» **Exercise aim**
Strip the pictures and reproduce the rest of the listing exactly.

%%

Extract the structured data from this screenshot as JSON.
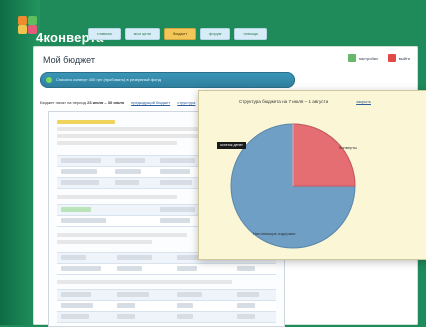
{
  "logo": {
    "text": "конверта",
    "prefix": "4"
  },
  "nav": {
    "tabs": [
      {
        "label": "главная"
      },
      {
        "label": "мои цели"
      },
      {
        "label": "бюджет",
        "active": true
      },
      {
        "label": "форум"
      },
      {
        "label": "помощь"
      }
    ]
  },
  "page": {
    "title": "Мой бюджет",
    "links": [
      {
        "label": "настройки",
        "icon": "settings-icon"
      },
      {
        "label": "выйти",
        "icon": "logout-icon"
      }
    ]
  },
  "notice": {
    "text": "Списано конверт 400 грн (пробовать) в резервный фонд"
  },
  "period": {
    "prefix": "Бюджет начат на период",
    "range": "23 июля – 30 июля",
    "link1": "предыдущий бюджет",
    "link2": "структура"
  },
  "popup": {
    "title": "Структура бюджета на 7 июля – 1 августа",
    "close": "закрыть",
    "callout": "остаток денег",
    "pie_labels": [
      "Конверты",
      "Нагоняющие издержки"
    ]
  },
  "colors": {
    "brand": "#1f8a5a",
    "notice": "#2f7e9d",
    "active_tab": "#f3c65a",
    "pie_red": "#e46e72",
    "pie_blue": "#6f9fc5"
  }
}
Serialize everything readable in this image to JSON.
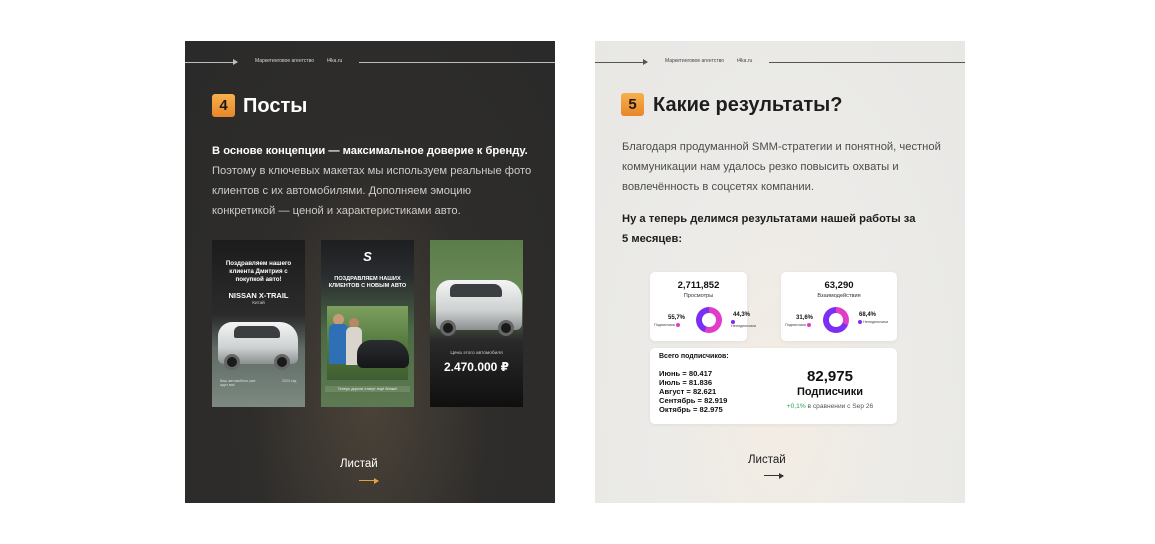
{
  "topbar": {
    "agency": "Маркетинговое агентство",
    "domain": "t4ka.ru"
  },
  "slide_posts": {
    "number": "4",
    "title": "Посты",
    "lead_strong": "В основе концепции — максимальное доверие к бренду.",
    "lead_rest": "Поэтому в ключевых макетах мы используем реальные фото клиентов с их автомобилями. Дополняем эмоцию конкретикой — ценой и характеристиками авто.",
    "posts": [
      {
        "headline": "Поздравляем нашего клиента Дмитрия с покупкой авто!",
        "model": "NISSAN X-TRAIL",
        "origin": "Китай",
        "footer_left": "Ваш автомобиль уже ждет вас",
        "footer_right": "2023 год"
      },
      {
        "logo": "S",
        "headline": "ПОЗДРАВЛЯЕМ НАШИХ КЛИЕНТОВ С НОВЫМ АВТО",
        "caption": "Теперь дороги станут ещё ближе!"
      },
      {
        "price_label": "Цена этого автомобиля",
        "price": "2.470.000 ₽"
      }
    ],
    "cta": "Листай"
  },
  "slide_results": {
    "number": "5",
    "title": "Какие результаты?",
    "intro": "Благодаря продуманной SMM-стратегии и понятной, честной коммуникации нам удалось резко повысить охваты и вовлечённость в соцсетях компании.",
    "sub": "Ну а теперь делимся результатами нашей работы за 5 месяцев:",
    "views_card": {
      "value": "2,711,852",
      "label": "Просмотры",
      "left_pct": "55,7%",
      "left_label": "Подписчики",
      "right_pct": "44,3%",
      "right_label": "Неподписчики"
    },
    "interactions_card": {
      "value": "63,290",
      "label": "Взаимодействия",
      "left_pct": "31,6%",
      "left_label": "Подписчики",
      "right_pct": "68,4%",
      "right_label": "Неподписчики"
    },
    "subs_card": {
      "title": "Всего подписчиков:",
      "rows": [
        "Июнь = 80.417",
        "Июль = 81.836",
        "Август = 82.621",
        "Сентябрь = 82.919",
        "Октябрь = 82.975"
      ],
      "total": "82,975",
      "total_label": "Подписчики",
      "growth_value": "+0,1%",
      "growth_rest": "в сравнении с Sep 26"
    },
    "cta": "Листай"
  },
  "colors": {
    "accent_orange": "#f0a03f",
    "donut_pink": "#e03cc8",
    "donut_purple": "#7b2ff2",
    "positive_green": "#2e9e52"
  },
  "donut_shares": {
    "views_subscribers_pct": 55.7,
    "interactions_subscribers_pct": 31.6
  }
}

%%

» **Answer for the task**
Extract the structured data from this screenshot as JSON.
{
  "logo": {
    "text": "конверта",
    "prefix": "4"
  },
  "nav": {
    "tabs": [
      {
        "label": "главная"
      },
      {
        "label": "мои цели"
      },
      {
        "label": "бюджет",
        "active": true
      },
      {
        "label": "форум"
      },
      {
        "label": "помощь"
      }
    ]
  },
  "page": {
    "title": "Мой бюджет",
    "links": [
      {
        "label": "настройки",
        "icon": "settings-icon"
      },
      {
        "label": "выйти",
        "icon": "logout-icon"
      }
    ]
  },
  "notice": {
    "text": "Списано конверт 400 грн (пробовать) в резервный фонд"
  },
  "period": {
    "prefix": "Бюджет начат на период",
    "range": "23 июля – 30 июля",
    "link1": "предыдущий бюджет",
    "link2": "структура"
  },
  "popup": {
    "title": "Структура бюджета на 7 июля – 1 августа",
    "close": "закрыть",
    "callout": "остаток денег",
    "pie_labels": [
      "Конверты",
      "Нагоняющие издержки"
    ]
  },
  "colors": {
    "brand": "#1f8a5a",
    "notice": "#2f7e9d",
    "active_tab": "#f3c65a",
    "pie_red": "#e46e72",
    "pie_blue": "#6f9fc5"
  }
}
Serialize everything readable in this image to JSON.
{
  "topbar": {
    "agency": "Маркетинговое агентство",
    "domain": "t4ka.ru"
  },
  "slide_posts": {
    "number": "4",
    "title": "Посты",
    "lead_strong": "В основе концепции — максимальное доверие к бренду.",
    "lead_rest": "Поэтому в ключевых макетах мы используем реальные фото клиентов с их автомобилями. Дополняем эмоцию конкретикой — ценой и характеристиками авто.",
    "posts": [
      {
        "headline": "Поздравляем нашего клиента Дмитрия с покупкой авто!",
        "model": "NISSAN X-TRAIL",
        "origin": "Китай",
        "footer_left": "Ваш автомобиль уже ждет вас",
        "footer_right": "2023 год"
      },
      {
        "logo": "S",
        "headline": "ПОЗДРАВЛЯЕМ НАШИХ КЛИЕНТОВ С НОВЫМ АВТО",
        "caption": "Теперь дороги станут ещё ближе!"
      },
      {
        "price_label": "Цена этого автомобиля",
        "price": "2.470.000 ₽"
      }
    ],
    "cta": "Листай"
  },
  "slide_results": {
    "number": "5",
    "title": "Какие результаты?",
    "intro": "Благодаря продуманной SMM-стратегии и понятной, честной коммуникации нам удалось резко повысить охваты и вовлечённость в соцсетях компании.",
    "sub": "Ну а теперь делимся результатами нашей работы за 5 месяцев:",
    "views_card": {
      "value": "2,711,852",
      "label": "Просмотры",
      "left_pct": "55,7%",
      "left_label": "Подписчики",
      "right_pct": "44,3%",
      "right_label": "Неподписчики"
    },
    "interactions_card": {
      "value": "63,290",
      "label": "Взаимодействия",
      "left_pct": "31,6%",
      "left_label": "Подписчики",
      "right_pct": "68,4%",
      "right_label": "Неподписчики"
    },
    "subs_card": {
      "title": "Всего подписчиков:",
      "rows": [
        "Июнь = 80.417",
        "Июль = 81.836",
        "Август = 82.621",
        "Сентябрь = 82.919",
        "Октябрь = 82.975"
      ],
      "total": "82,975",
      "total_label": "Подписчики",
      "growth_value": "+0,1%",
      "growth_rest": "в сравнении с Sep 26"
    },
    "cta": "Листай"
  },
  "colors": {
    "accent_orange": "#f0a03f",
    "donut_pink": "#e03cc8",
    "donut_purple": "#7b2ff2",
    "positive_green": "#2e9e52"
  },
  "donut_shares": {
    "views_subscribers_pct": 55.7,
    "interactions_subscribers_pct": 31.6
  }
}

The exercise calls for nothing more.